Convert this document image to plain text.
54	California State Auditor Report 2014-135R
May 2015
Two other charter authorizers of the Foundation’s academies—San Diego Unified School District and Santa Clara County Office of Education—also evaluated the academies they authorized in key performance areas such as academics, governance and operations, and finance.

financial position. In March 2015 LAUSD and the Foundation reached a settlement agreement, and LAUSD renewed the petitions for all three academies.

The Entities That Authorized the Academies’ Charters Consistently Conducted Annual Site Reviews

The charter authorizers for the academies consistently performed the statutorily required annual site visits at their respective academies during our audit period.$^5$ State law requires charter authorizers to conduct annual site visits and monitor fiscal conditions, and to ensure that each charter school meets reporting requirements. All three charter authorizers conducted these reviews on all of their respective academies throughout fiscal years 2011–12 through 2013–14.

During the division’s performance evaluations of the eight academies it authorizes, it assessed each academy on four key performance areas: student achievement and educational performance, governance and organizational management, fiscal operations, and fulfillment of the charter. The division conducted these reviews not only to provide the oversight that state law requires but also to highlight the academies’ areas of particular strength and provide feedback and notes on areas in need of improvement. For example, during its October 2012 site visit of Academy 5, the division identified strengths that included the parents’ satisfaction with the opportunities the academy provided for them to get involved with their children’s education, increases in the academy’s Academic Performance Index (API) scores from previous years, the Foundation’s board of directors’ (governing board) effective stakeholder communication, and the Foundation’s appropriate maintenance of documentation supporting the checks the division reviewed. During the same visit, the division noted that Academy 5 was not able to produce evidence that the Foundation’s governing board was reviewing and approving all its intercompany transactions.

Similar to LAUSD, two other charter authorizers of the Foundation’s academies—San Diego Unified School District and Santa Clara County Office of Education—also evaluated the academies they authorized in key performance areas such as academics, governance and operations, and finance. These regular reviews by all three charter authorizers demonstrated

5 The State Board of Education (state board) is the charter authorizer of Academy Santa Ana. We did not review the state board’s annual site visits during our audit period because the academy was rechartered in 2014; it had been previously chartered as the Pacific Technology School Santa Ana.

┄┄┄┄┄┄┄┄┄┄

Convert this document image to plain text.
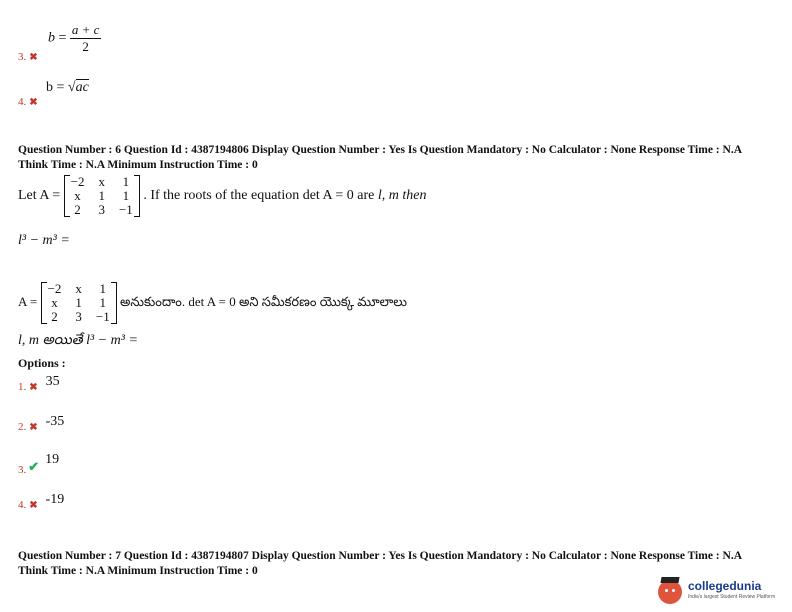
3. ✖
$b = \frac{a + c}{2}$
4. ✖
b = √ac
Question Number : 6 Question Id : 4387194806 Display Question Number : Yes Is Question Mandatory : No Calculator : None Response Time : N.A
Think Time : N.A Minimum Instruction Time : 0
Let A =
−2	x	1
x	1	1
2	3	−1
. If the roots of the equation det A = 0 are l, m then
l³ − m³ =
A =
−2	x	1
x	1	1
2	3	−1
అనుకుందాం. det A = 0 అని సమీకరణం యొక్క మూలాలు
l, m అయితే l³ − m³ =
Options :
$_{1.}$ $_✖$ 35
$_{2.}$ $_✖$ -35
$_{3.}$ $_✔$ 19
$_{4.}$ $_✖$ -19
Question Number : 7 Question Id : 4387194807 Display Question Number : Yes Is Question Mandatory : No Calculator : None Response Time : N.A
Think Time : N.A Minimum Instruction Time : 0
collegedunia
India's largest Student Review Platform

┄┄┄┄┄┄┄┄┄┄

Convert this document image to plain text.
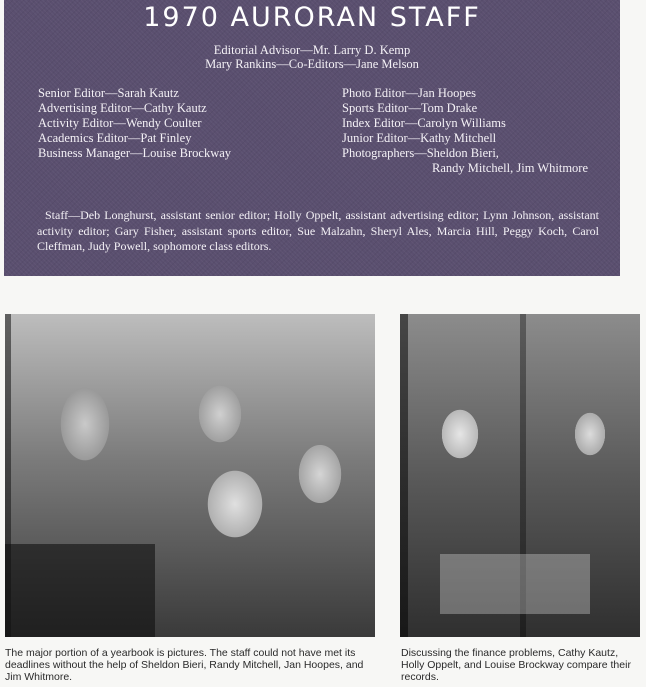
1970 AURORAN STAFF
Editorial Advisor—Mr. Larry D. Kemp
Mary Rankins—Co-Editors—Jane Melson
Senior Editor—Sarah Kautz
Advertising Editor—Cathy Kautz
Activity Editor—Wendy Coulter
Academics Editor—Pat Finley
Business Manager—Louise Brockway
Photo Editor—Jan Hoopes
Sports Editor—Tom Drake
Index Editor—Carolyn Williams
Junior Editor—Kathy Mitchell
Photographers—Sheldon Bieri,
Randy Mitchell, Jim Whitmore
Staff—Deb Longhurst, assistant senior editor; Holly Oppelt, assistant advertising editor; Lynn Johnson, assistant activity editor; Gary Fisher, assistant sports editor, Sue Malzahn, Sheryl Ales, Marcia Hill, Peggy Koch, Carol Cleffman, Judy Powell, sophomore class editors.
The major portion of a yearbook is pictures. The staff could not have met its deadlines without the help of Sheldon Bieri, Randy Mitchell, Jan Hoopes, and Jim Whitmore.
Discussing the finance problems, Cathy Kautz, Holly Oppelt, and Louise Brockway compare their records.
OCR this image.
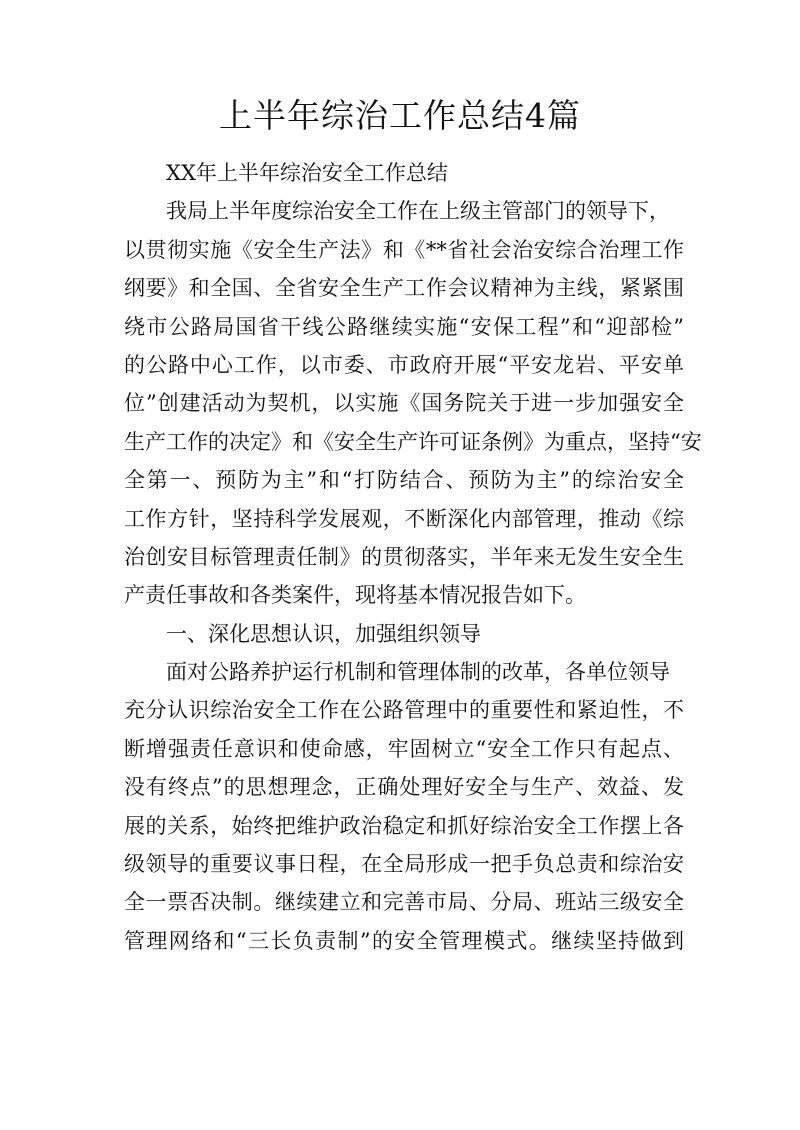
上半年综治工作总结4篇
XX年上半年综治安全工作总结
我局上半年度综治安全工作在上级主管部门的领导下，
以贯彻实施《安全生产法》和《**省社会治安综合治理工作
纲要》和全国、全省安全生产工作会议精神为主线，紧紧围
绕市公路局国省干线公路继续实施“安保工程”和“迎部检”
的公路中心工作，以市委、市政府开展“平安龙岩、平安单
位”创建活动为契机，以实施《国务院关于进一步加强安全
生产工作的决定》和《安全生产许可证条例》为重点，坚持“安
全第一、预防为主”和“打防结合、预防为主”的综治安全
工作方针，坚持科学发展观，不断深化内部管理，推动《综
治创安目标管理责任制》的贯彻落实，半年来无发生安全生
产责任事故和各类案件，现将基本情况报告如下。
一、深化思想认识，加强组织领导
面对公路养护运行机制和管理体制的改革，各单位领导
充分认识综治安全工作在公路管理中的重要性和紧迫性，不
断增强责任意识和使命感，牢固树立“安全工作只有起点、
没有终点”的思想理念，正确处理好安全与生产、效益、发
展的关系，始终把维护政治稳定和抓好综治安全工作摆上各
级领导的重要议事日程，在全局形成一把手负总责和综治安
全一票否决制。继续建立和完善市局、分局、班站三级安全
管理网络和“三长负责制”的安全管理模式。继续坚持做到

┄┄┄┄┄┄┄┄┄┄

TASK INSTRUCTIONS
In the material above, tally every line with the string "Time" in it, then give that number alone.

FINISHED ANSWER
4